Directions for this task -
Every line holding the string "Salud" should be gathered.

Records shown -
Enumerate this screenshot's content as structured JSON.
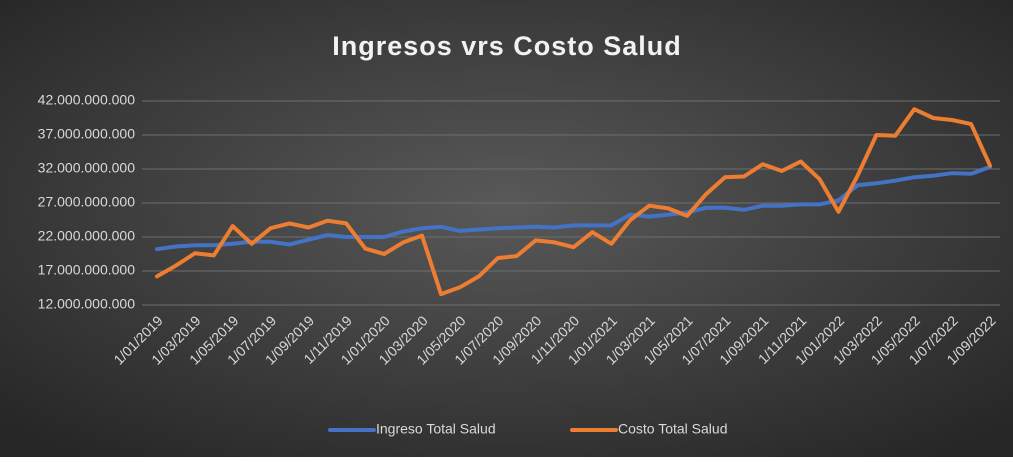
{
  "chart_data": {
    "type": "line",
    "title": "Ingresos vrs Costo Salud",
    "categories": [
      "1/01/2019",
      null,
      "1/03/2019",
      null,
      "1/05/2019",
      null,
      "1/07/2019",
      null,
      "1/09/2019",
      null,
      "1/11/2019",
      null,
      "1/01/2020",
      null,
      "1/03/2020",
      null,
      "1/05/2020",
      null,
      "1/07/2020",
      null,
      "1/09/2020",
      null,
      "1/11/2020",
      null,
      "1/01/2021",
      null,
      "1/03/2021",
      null,
      "1/05/2021",
      null,
      "1/07/2021",
      null,
      "1/09/2021",
      null,
      "1/11/2021",
      null,
      "1/01/2022",
      null,
      "1/03/2022",
      null,
      "1/05/2022",
      null,
      "1/07/2022",
      null,
      "1/09/2022"
    ],
    "series": [
      {
        "name": "Ingreso Total Salud",
        "color": "#4472c4",
        "values": [
          20200000000,
          20600000000,
          20800000000,
          20800000000,
          21000000000,
          21300000000,
          21300000000,
          20900000000,
          21600000000,
          22300000000,
          22000000000,
          22000000000,
          22000000000,
          22800000000,
          23300000000,
          23500000000,
          22900000000,
          23100000000,
          23300000000,
          23400000000,
          23500000000,
          23400000000,
          23700000000,
          23700000000,
          23700000000,
          25300000000,
          25000000000,
          25300000000,
          25600000000,
          26300000000,
          26300000000,
          26000000000,
          26600000000,
          26600000000,
          26800000000,
          26800000000,
          27400000000,
          29600000000,
          29900000000,
          30300000000,
          30800000000,
          31000000000,
          31400000000,
          31300000000,
          32300000000
        ]
      },
      {
        "name": "Costo Total Salud",
        "color": "#ed7d31",
        "values": [
          16200000000,
          17800000000,
          19600000000,
          19300000000,
          23600000000,
          21000000000,
          23300000000,
          24000000000,
          23400000000,
          24400000000,
          24000000000,
          20300000000,
          19500000000,
          21200000000,
          22200000000,
          13600000000,
          14600000000,
          16200000000,
          18900000000,
          19200000000,
          21500000000,
          21200000000,
          20500000000,
          22700000000,
          21000000000,
          24500000000,
          26600000000,
          26200000000,
          25100000000,
          28300000000,
          30800000000,
          30900000000,
          32700000000,
          31700000000,
          33100000000,
          30500000000,
          25700000000,
          31000000000,
          37000000000,
          36900000000,
          40800000000,
          39500000000,
          39200000000,
          38600000000,
          32500000000
        ]
      }
    ],
    "ylim": [
      12000000000,
      42000000000
    ],
    "yticks": [
      {
        "value": 12000000000,
        "label": "12.000.000.000"
      },
      {
        "value": 17000000000,
        "label": "17.000.000.000"
      },
      {
        "value": 22000000000,
        "label": "22.000.000.000"
      },
      {
        "value": 27000000000,
        "label": "27.000.000.000"
      },
      {
        "value": 32000000000,
        "label": "32.000.000.000"
      },
      {
        "value": 37000000000,
        "label": "37.000.000.000"
      },
      {
        "value": 42000000000,
        "label": "42.000.000.000"
      }
    ],
    "grid": true,
    "legend": "bottom"
  }
}
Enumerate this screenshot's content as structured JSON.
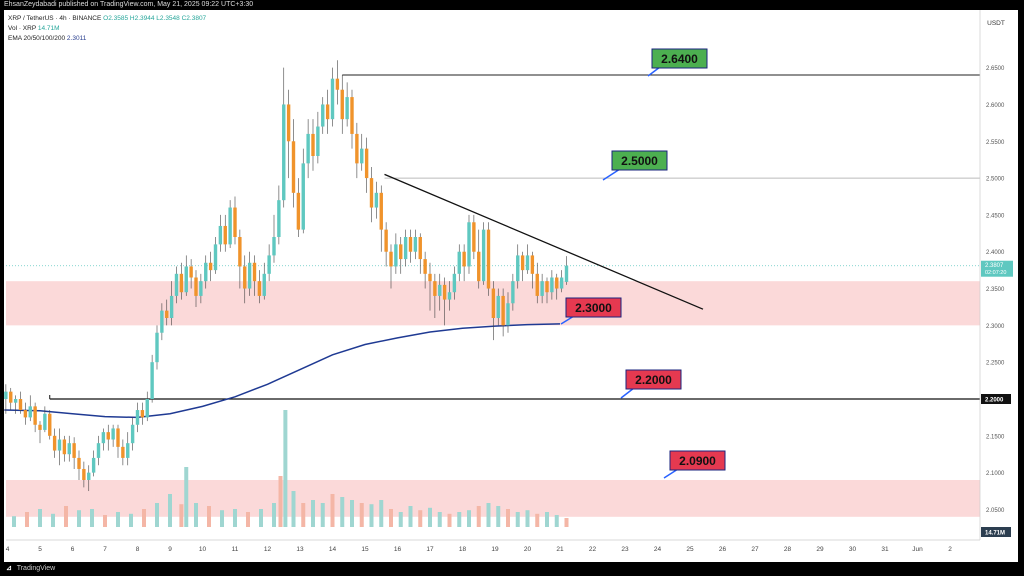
{
  "header": {
    "publisher": "EhsanZeydabadi published on TradingView.com, May 21, 2025 09:22 UTC+3:30"
  },
  "legend": {
    "symbol": "XRP / TetherUS · 4h · BINANCE",
    "o": "O2.3585",
    "h": "H2.3944",
    "l": "L2.3548",
    "c": "C2.3807",
    "vol_label": "Vol · XRP",
    "vol_value": "14.71M",
    "ema_label": "EMA 20/50/100/200",
    "ema_value": "2.3011"
  },
  "footer": {
    "brand": "TradingView"
  },
  "colors": {
    "up": "#5fc8c0",
    "down": "#f0932b",
    "ema": "#1f3a93",
    "zone": "#fbd9d9",
    "green_label": "#4caf50",
    "red_label": "#e53950",
    "vol_up": "#9fd6d1",
    "vol_down": "#f4b6a6"
  },
  "chart_data": {
    "type": "candlestick",
    "currency_label": "USDT",
    "ylim": [
      2.0,
      2.7
    ],
    "y_ticks": [
      "2.6500",
      "2.6000",
      "2.5500",
      "2.5000",
      "2.4500",
      "2.4000",
      "2.3500",
      "2.3000",
      "2.2500",
      "2.2000",
      "2.1500",
      "2.1000",
      "2.0500"
    ],
    "x_ticks": [
      "4",
      "5",
      "6",
      "7",
      "8",
      "9",
      "10",
      "11",
      "12",
      "13",
      "14",
      "15",
      "16",
      "17",
      "18",
      "19",
      "20",
      "21",
      "22",
      "23",
      "24",
      "25",
      "26",
      "27",
      "28",
      "29",
      "30",
      "31",
      "Jun",
      "2"
    ],
    "last_price_label": "2.3807",
    "countdown_label": "02:07:20",
    "level_2200_label": "2.2000",
    "volume_label": "14.71M",
    "zones": [
      {
        "from": 2.3,
        "to": 2.36
      },
      {
        "from": 2.04,
        "to": 2.09
      }
    ],
    "levels": [
      {
        "price": 2.64,
        "label": "2.6400",
        "kind": "resistance"
      },
      {
        "price": 2.5,
        "label": "2.5000",
        "kind": "resistance"
      },
      {
        "price": 2.3,
        "label": "2.3000",
        "kind": "support"
      },
      {
        "price": 2.2,
        "label": "2.2000",
        "kind": "support"
      },
      {
        "price": 2.09,
        "label": "2.0900",
        "kind": "support"
      }
    ],
    "trendline": {
      "from": {
        "day": 15.6,
        "price": 2.505
      },
      "to": {
        "day": 25.4,
        "price": 2.322
      }
    },
    "ema200": [
      [
        3.9,
        2.185
      ],
      [
        5,
        2.184
      ],
      [
        6,
        2.18
      ],
      [
        7,
        2.176
      ],
      [
        8,
        2.175
      ],
      [
        9,
        2.18
      ],
      [
        10,
        2.19
      ],
      [
        11,
        2.203
      ],
      [
        12,
        2.22
      ],
      [
        13,
        2.24
      ],
      [
        14,
        2.26
      ],
      [
        15,
        2.274
      ],
      [
        16,
        2.283
      ],
      [
        17,
        2.291
      ],
      [
        18,
        2.296
      ],
      [
        19,
        2.299
      ],
      [
        20,
        2.301
      ],
      [
        21,
        2.302
      ]
    ],
    "candles": [
      [
        3.95,
        2.2,
        2.21,
        2.22,
        2.18
      ],
      [
        4.1,
        2.21,
        2.195,
        2.215,
        2.185
      ],
      [
        4.25,
        2.195,
        2.2,
        2.205,
        2.18
      ],
      [
        4.4,
        2.2,
        2.185,
        2.21,
        2.18
      ],
      [
        4.55,
        2.185,
        2.175,
        2.195,
        2.165
      ],
      [
        4.7,
        2.175,
        2.19,
        2.205,
        2.17
      ],
      [
        4.85,
        2.19,
        2.165,
        2.195,
        2.155
      ],
      [
        5.0,
        2.165,
        2.158,
        2.17,
        2.14
      ],
      [
        5.15,
        2.158,
        2.18,
        2.19,
        2.155
      ],
      [
        5.3,
        2.18,
        2.15,
        2.185,
        2.145
      ],
      [
        5.45,
        2.15,
        2.13,
        2.16,
        2.12
      ],
      [
        5.6,
        2.13,
        2.145,
        2.16,
        2.11
      ],
      [
        5.75,
        2.145,
        2.125,
        2.15,
        2.115
      ],
      [
        5.9,
        2.125,
        2.14,
        2.15,
        2.115
      ],
      [
        6.05,
        2.14,
        2.12,
        2.148,
        2.105
      ],
      [
        6.2,
        2.12,
        2.105,
        2.13,
        2.09
      ],
      [
        6.35,
        2.105,
        2.09,
        2.115,
        2.08
      ],
      [
        6.5,
        2.09,
        2.1,
        2.11,
        2.075
      ],
      [
        6.65,
        2.1,
        2.12,
        2.13,
        2.095
      ],
      [
        6.8,
        2.12,
        2.14,
        2.15,
        2.11
      ],
      [
        6.95,
        2.14,
        2.155,
        2.16,
        2.13
      ],
      [
        7.1,
        2.155,
        2.145,
        2.165,
        2.13
      ],
      [
        7.25,
        2.145,
        2.16,
        2.165,
        2.135
      ],
      [
        7.4,
        2.16,
        2.135,
        2.165,
        2.12
      ],
      [
        7.55,
        2.135,
        2.12,
        2.145,
        2.11
      ],
      [
        7.7,
        2.12,
        2.14,
        2.155,
        2.11
      ],
      [
        7.85,
        2.14,
        2.165,
        2.175,
        2.13
      ],
      [
        8.0,
        2.165,
        2.185,
        2.195,
        2.155
      ],
      [
        8.15,
        2.185,
        2.175,
        2.195,
        2.165
      ],
      [
        8.3,
        2.175,
        2.2,
        2.21,
        2.17
      ],
      [
        8.45,
        2.2,
        2.25,
        2.26,
        2.195
      ],
      [
        8.6,
        2.25,
        2.29,
        2.3,
        2.24
      ],
      [
        8.75,
        2.29,
        2.32,
        2.33,
        2.28
      ],
      [
        8.9,
        2.32,
        2.31,
        2.335,
        2.3
      ],
      [
        9.05,
        2.31,
        2.34,
        2.36,
        2.3
      ],
      [
        9.2,
        2.34,
        2.37,
        2.38,
        2.33
      ],
      [
        9.35,
        2.37,
        2.345,
        2.385,
        2.335
      ],
      [
        9.5,
        2.345,
        2.38,
        2.395,
        2.34
      ],
      [
        9.65,
        2.38,
        2.365,
        2.39,
        2.35
      ],
      [
        9.8,
        2.365,
        2.34,
        2.375,
        2.325
      ],
      [
        9.95,
        2.34,
        2.36,
        2.37,
        2.33
      ],
      [
        10.1,
        2.36,
        2.385,
        2.395,
        2.35
      ],
      [
        10.25,
        2.385,
        2.375,
        2.4,
        2.36
      ],
      [
        10.4,
        2.375,
        2.41,
        2.42,
        2.37
      ],
      [
        10.55,
        2.41,
        2.435,
        2.45,
        2.4
      ],
      [
        10.7,
        2.435,
        2.41,
        2.45,
        2.4
      ],
      [
        10.85,
        2.41,
        2.46,
        2.47,
        2.405
      ],
      [
        11.0,
        2.46,
        2.42,
        2.475,
        2.41
      ],
      [
        11.15,
        2.42,
        2.38,
        2.43,
        2.35
      ],
      [
        11.3,
        2.38,
        2.35,
        2.395,
        2.33
      ],
      [
        11.45,
        2.35,
        2.385,
        2.4,
        2.34
      ],
      [
        11.6,
        2.385,
        2.36,
        2.395,
        2.34
      ],
      [
        11.75,
        2.36,
        2.34,
        2.375,
        2.33
      ],
      [
        11.9,
        2.34,
        2.37,
        2.385,
        2.335
      ],
      [
        12.05,
        2.37,
        2.395,
        2.41,
        2.36
      ],
      [
        12.2,
        2.395,
        2.42,
        2.45,
        2.385
      ],
      [
        12.35,
        2.42,
        2.47,
        2.49,
        2.41
      ],
      [
        12.5,
        2.47,
        2.6,
        2.65,
        2.46
      ],
      [
        12.65,
        2.6,
        2.55,
        2.62,
        2.5
      ],
      [
        12.8,
        2.55,
        2.48,
        2.58,
        2.46
      ],
      [
        12.95,
        2.48,
        2.43,
        2.5,
        2.42
      ],
      [
        13.1,
        2.43,
        2.52,
        2.54,
        2.425
      ],
      [
        13.25,
        2.52,
        2.56,
        2.58,
        2.5
      ],
      [
        13.4,
        2.56,
        2.53,
        2.58,
        2.51
      ],
      [
        13.55,
        2.53,
        2.57,
        2.59,
        2.52
      ],
      [
        13.7,
        2.57,
        2.6,
        2.61,
        2.56
      ],
      [
        13.85,
        2.6,
        2.58,
        2.62,
        2.56
      ],
      [
        14.0,
        2.58,
        2.635,
        2.65,
        2.57
      ],
      [
        14.15,
        2.635,
        2.62,
        2.66,
        2.6
      ],
      [
        14.3,
        2.62,
        2.58,
        2.64,
        2.56
      ],
      [
        14.45,
        2.58,
        2.61,
        2.63,
        2.57
      ],
      [
        14.6,
        2.61,
        2.56,
        2.62,
        2.54
      ],
      [
        14.75,
        2.56,
        2.52,
        2.575,
        2.5
      ],
      [
        14.9,
        2.52,
        2.54,
        2.56,
        2.51
      ],
      [
        15.05,
        2.54,
        2.5,
        2.555,
        2.48
      ],
      [
        15.2,
        2.5,
        2.46,
        2.515,
        2.44
      ],
      [
        15.35,
        2.46,
        2.48,
        2.495,
        2.445
      ],
      [
        15.5,
        2.48,
        2.43,
        2.49,
        2.4
      ],
      [
        15.65,
        2.43,
        2.4,
        2.44,
        2.38
      ],
      [
        15.8,
        2.4,
        2.38,
        2.41,
        2.35
      ],
      [
        15.95,
        2.38,
        2.41,
        2.425,
        2.37
      ],
      [
        16.1,
        2.41,
        2.39,
        2.42,
        2.37
      ],
      [
        16.25,
        2.39,
        2.42,
        2.43,
        2.38
      ],
      [
        16.4,
        2.42,
        2.4,
        2.43,
        2.385
      ],
      [
        16.55,
        2.4,
        2.42,
        2.43,
        2.39
      ],
      [
        16.7,
        2.42,
        2.39,
        2.425,
        2.37
      ],
      [
        16.85,
        2.39,
        2.37,
        2.4,
        2.35
      ],
      [
        17.0,
        2.37,
        2.36,
        2.385,
        2.32
      ],
      [
        17.15,
        2.36,
        2.34,
        2.37,
        2.31
      ],
      [
        17.3,
        2.34,
        2.355,
        2.37,
        2.32
      ],
      [
        17.45,
        2.355,
        2.335,
        2.365,
        2.3
      ],
      [
        17.6,
        2.335,
        2.345,
        2.36,
        2.32
      ],
      [
        17.75,
        2.345,
        2.37,
        2.38,
        2.335
      ],
      [
        17.9,
        2.37,
        2.4,
        2.41,
        2.36
      ],
      [
        18.05,
        2.4,
        2.38,
        2.41,
        2.36
      ],
      [
        18.2,
        2.38,
        2.44,
        2.45,
        2.37
      ],
      [
        18.35,
        2.44,
        2.4,
        2.45,
        2.39
      ],
      [
        18.5,
        2.4,
        2.36,
        2.43,
        2.35
      ],
      [
        18.65,
        2.36,
        2.43,
        2.44,
        2.355
      ],
      [
        18.8,
        2.43,
        2.35,
        2.44,
        2.34
      ],
      [
        18.95,
        2.35,
        2.31,
        2.36,
        2.28
      ],
      [
        19.1,
        2.31,
        2.34,
        2.35,
        2.3
      ],
      [
        19.25,
        2.34,
        2.3,
        2.35,
        2.285
      ],
      [
        19.4,
        2.3,
        2.33,
        2.345,
        2.29
      ],
      [
        19.55,
        2.33,
        2.36,
        2.37,
        2.32
      ],
      [
        19.7,
        2.36,
        2.395,
        2.41,
        2.35
      ],
      [
        19.85,
        2.395,
        2.375,
        2.4,
        2.36
      ],
      [
        20.0,
        2.375,
        2.395,
        2.41,
        2.37
      ],
      [
        20.15,
        2.395,
        2.37,
        2.4,
        2.35
      ],
      [
        20.3,
        2.37,
        2.34,
        2.385,
        2.33
      ],
      [
        20.45,
        2.34,
        2.36,
        2.37,
        2.33
      ],
      [
        20.6,
        2.36,
        2.345,
        2.365,
        2.33
      ],
      [
        20.75,
        2.345,
        2.365,
        2.375,
        2.335
      ],
      [
        20.9,
        2.365,
        2.35,
        2.37,
        2.335
      ],
      [
        21.05,
        2.35,
        2.365,
        2.375,
        2.345
      ],
      [
        21.2,
        2.359,
        2.381,
        2.394,
        2.355
      ]
    ],
    "volume": [
      [
        4.2,
        0.18
      ],
      [
        4.6,
        0.25
      ],
      [
        5.0,
        0.3
      ],
      [
        5.4,
        0.22
      ],
      [
        5.8,
        0.35
      ],
      [
        6.2,
        0.28
      ],
      [
        6.6,
        0.3
      ],
      [
        7.0,
        0.2
      ],
      [
        7.4,
        0.25
      ],
      [
        7.8,
        0.22
      ],
      [
        8.2,
        0.3
      ],
      [
        8.6,
        0.4
      ],
      [
        9.0,
        0.55
      ],
      [
        9.35,
        0.38
      ],
      [
        9.5,
        1.0
      ],
      [
        9.8,
        0.4
      ],
      [
        10.2,
        0.35
      ],
      [
        10.6,
        0.28
      ],
      [
        11.0,
        0.3
      ],
      [
        11.4,
        0.25
      ],
      [
        11.8,
        0.3
      ],
      [
        12.2,
        0.4
      ],
      [
        12.4,
        0.85
      ],
      [
        12.55,
        1.95
      ],
      [
        12.8,
        0.6
      ],
      [
        13.1,
        0.4
      ],
      [
        13.4,
        0.45
      ],
      [
        13.7,
        0.4
      ],
      [
        14.0,
        0.55
      ],
      [
        14.3,
        0.5
      ],
      [
        14.6,
        0.45
      ],
      [
        14.9,
        0.4
      ],
      [
        15.2,
        0.38
      ],
      [
        15.5,
        0.45
      ],
      [
        15.8,
        0.3
      ],
      [
        16.1,
        0.25
      ],
      [
        16.4,
        0.35
      ],
      [
        16.7,
        0.28
      ],
      [
        17.0,
        0.32
      ],
      [
        17.3,
        0.25
      ],
      [
        17.6,
        0.22
      ],
      [
        17.9,
        0.25
      ],
      [
        18.2,
        0.28
      ],
      [
        18.5,
        0.35
      ],
      [
        18.8,
        0.4
      ],
      [
        19.1,
        0.35
      ],
      [
        19.4,
        0.3
      ],
      [
        19.7,
        0.25
      ],
      [
        20.0,
        0.28
      ],
      [
        20.3,
        0.22
      ],
      [
        20.6,
        0.25
      ],
      [
        20.9,
        0.2
      ],
      [
        21.2,
        0.15
      ]
    ]
  }
}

Problem solution -
    "title": "Ingresos vrs Costo Salud",
        "name": "Ingreso Total Salud",
        "name": "Costo Total Salud",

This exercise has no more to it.